■ PROMPT:
Every line below that contains "color" is to be copied.

■ STORED ROWS:
-- Start --

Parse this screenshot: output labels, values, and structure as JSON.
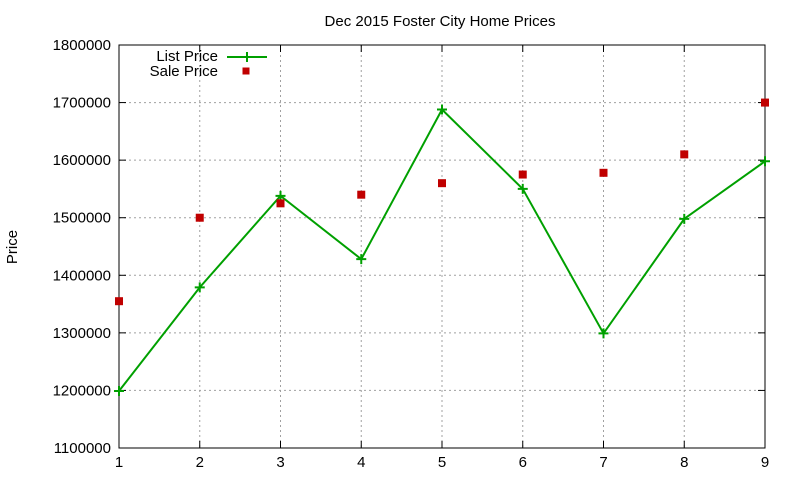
{
  "chart_data": {
    "type": "line",
    "title": "Dec 2015 Foster City Home Prices",
    "xlabel": "",
    "ylabel": "Price",
    "x": [
      1,
      2,
      3,
      4,
      5,
      6,
      7,
      8,
      9
    ],
    "xlim": [
      1,
      9
    ],
    "ylim": [
      1100000,
      1800000
    ],
    "yticks": [
      1100000,
      1200000,
      1300000,
      1400000,
      1500000,
      1600000,
      1700000,
      1800000
    ],
    "xticks": [
      1,
      2,
      3,
      4,
      5,
      6,
      7,
      8,
      9
    ],
    "grid": true,
    "legend_position": "top-left",
    "series": [
      {
        "name": "List Price",
        "style": "line-with-plus-markers",
        "color": "#00a000",
        "values": [
          1199000,
          1379000,
          1538000,
          1428000,
          1688000,
          1550000,
          1299000,
          1498000,
          1598000
        ]
      },
      {
        "name": "Sale Price",
        "style": "square-markers",
        "color": "#c00000",
        "values": [
          1355000,
          1500000,
          1525000,
          1540000,
          1560000,
          1575000,
          1578000,
          1610000,
          1700000
        ]
      }
    ]
  }
}
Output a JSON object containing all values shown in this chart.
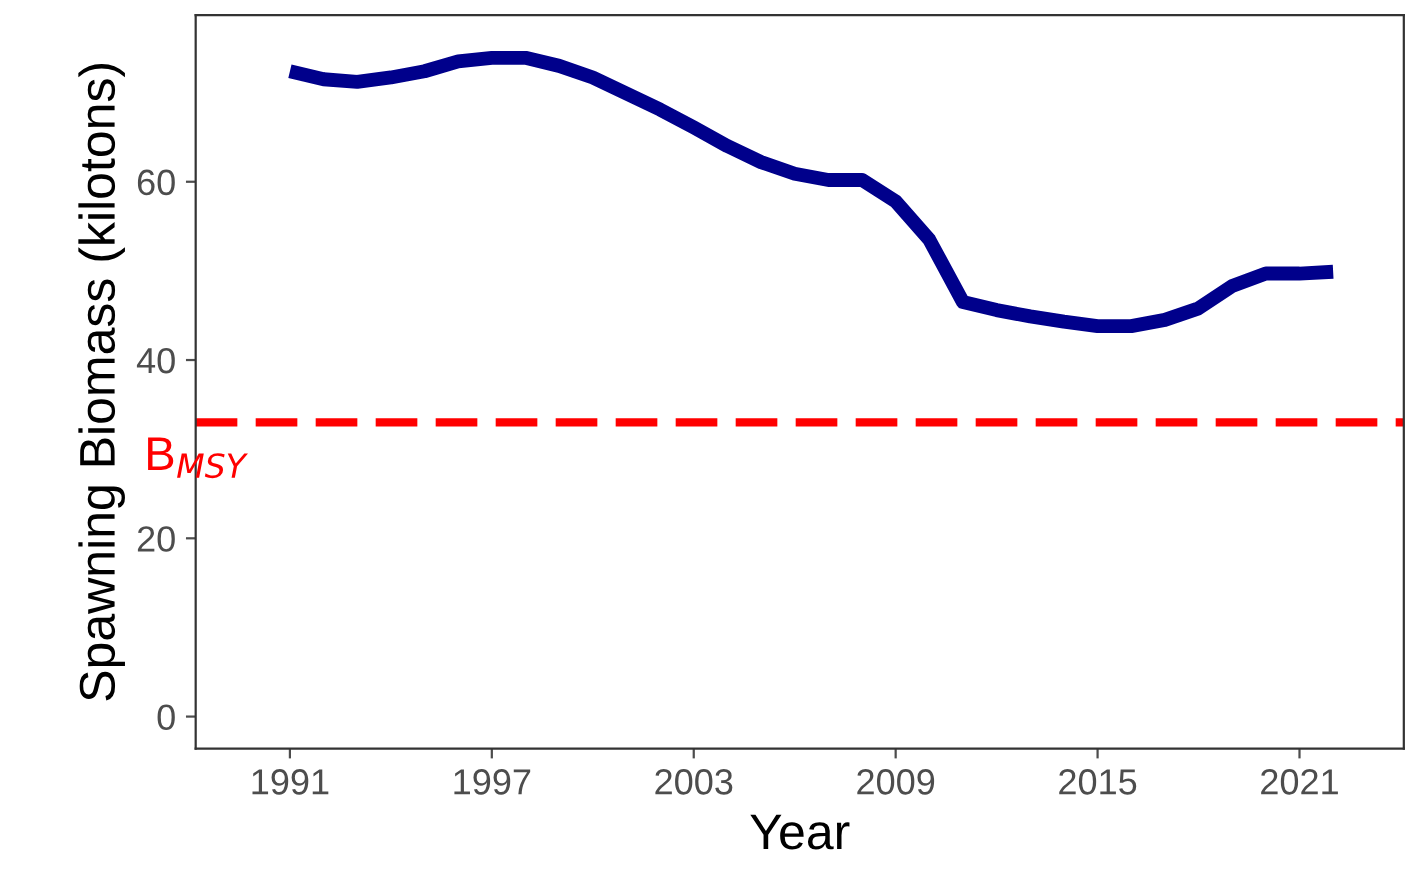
{
  "chart_data": {
    "type": "line",
    "xlabel": "Year",
    "ylabel": "Spawning Biomass (kilotons)",
    "x": [
      1991,
      1992,
      1993,
      1994,
      1995,
      1996,
      1997,
      1998,
      1999,
      2000,
      2001,
      2002,
      2003,
      2004,
      2005,
      2006,
      2007,
      2008,
      2009,
      2010,
      2011,
      2012,
      2013,
      2014,
      2015,
      2016,
      2017,
      2018,
      2019,
      2020,
      2021,
      2022
    ],
    "series": [
      {
        "color": "#00008b",
        "values": [
          72.4,
          71.5,
          71.2,
          71.7,
          72.4,
          73.5,
          73.9,
          73.9,
          73.0,
          71.7,
          69.9,
          68.1,
          66.1,
          64.0,
          62.2,
          60.9,
          60.2,
          60.2,
          57.8,
          53.5,
          46.5,
          45.6,
          44.9,
          44.3,
          43.8,
          43.8,
          44.5,
          45.8,
          48.3,
          49.7,
          49.7,
          49.9
        ]
      }
    ],
    "xlim": [
      1988.2,
      2024.1
    ],
    "ylim": [
      -3.6,
      78.7
    ],
    "xticks": [
      1991,
      1997,
      2003,
      2009,
      2015,
      2021
    ],
    "yticks": [
      0,
      20,
      40,
      60
    ],
    "ref_lines": [
      {
        "axis": "y",
        "value": 33,
        "label": "B$_{MSY}$",
        "color": "#ff0000",
        "line_style": "dashed"
      }
    ],
    "grid": false,
    "legend": false,
    "marker": "none",
    "line_style": "solid"
  }
}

-- End --

■ ANSWER:
        "color": "#00a000",
        "color": "#c00000",
        "color": "#00008b",
        "color": "#ff0000",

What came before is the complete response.